──────── Recorded data
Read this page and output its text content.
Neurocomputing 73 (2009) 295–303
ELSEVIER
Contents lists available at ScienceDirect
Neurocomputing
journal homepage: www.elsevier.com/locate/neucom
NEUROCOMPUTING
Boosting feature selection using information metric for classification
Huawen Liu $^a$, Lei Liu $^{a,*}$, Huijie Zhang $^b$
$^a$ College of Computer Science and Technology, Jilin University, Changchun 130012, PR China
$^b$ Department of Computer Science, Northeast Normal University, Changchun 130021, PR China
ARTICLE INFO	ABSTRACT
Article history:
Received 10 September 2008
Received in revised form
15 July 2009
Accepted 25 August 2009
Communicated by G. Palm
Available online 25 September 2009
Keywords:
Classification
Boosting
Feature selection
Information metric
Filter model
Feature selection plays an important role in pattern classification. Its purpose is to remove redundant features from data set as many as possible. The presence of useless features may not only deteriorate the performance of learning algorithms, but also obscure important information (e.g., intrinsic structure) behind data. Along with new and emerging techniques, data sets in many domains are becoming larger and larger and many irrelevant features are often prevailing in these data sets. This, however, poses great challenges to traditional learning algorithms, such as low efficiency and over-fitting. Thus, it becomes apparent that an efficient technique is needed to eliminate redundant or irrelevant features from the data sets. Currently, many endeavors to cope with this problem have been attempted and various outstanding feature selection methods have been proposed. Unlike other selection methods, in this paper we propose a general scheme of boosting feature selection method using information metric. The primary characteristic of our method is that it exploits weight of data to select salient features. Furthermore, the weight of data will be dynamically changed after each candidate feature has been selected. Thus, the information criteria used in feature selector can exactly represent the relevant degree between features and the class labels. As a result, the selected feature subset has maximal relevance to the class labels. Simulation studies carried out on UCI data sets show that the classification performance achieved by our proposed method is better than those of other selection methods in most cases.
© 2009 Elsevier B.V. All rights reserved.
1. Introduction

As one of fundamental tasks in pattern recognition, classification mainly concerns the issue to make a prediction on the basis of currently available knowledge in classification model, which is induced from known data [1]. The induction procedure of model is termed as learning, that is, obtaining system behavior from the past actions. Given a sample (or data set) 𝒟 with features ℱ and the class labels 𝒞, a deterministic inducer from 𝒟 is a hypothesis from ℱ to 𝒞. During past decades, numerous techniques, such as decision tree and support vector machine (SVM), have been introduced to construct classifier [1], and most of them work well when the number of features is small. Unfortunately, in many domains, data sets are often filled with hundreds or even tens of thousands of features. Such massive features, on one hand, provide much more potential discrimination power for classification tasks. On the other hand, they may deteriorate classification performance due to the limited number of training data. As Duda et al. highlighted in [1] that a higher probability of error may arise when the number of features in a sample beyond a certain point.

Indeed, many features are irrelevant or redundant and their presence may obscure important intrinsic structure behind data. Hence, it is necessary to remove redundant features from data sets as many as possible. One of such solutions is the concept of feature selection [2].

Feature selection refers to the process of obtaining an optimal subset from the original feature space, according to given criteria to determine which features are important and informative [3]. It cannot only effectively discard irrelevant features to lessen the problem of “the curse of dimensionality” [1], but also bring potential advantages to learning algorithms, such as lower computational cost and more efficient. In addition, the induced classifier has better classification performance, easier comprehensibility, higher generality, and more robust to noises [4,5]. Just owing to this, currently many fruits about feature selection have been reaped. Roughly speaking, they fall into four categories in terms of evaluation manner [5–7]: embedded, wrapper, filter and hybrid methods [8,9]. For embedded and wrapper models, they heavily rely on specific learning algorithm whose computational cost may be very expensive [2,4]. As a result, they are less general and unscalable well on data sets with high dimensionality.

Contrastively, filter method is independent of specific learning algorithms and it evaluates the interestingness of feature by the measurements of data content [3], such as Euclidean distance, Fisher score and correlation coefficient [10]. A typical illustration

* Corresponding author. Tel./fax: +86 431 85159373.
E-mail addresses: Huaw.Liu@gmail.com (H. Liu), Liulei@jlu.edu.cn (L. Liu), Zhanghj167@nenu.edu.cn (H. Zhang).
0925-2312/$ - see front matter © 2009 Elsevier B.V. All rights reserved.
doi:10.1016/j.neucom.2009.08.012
────────────────
**Given exercise:** Each line of the material that holds the string "University" counts once; give the total alone.

**Response to this task:** 2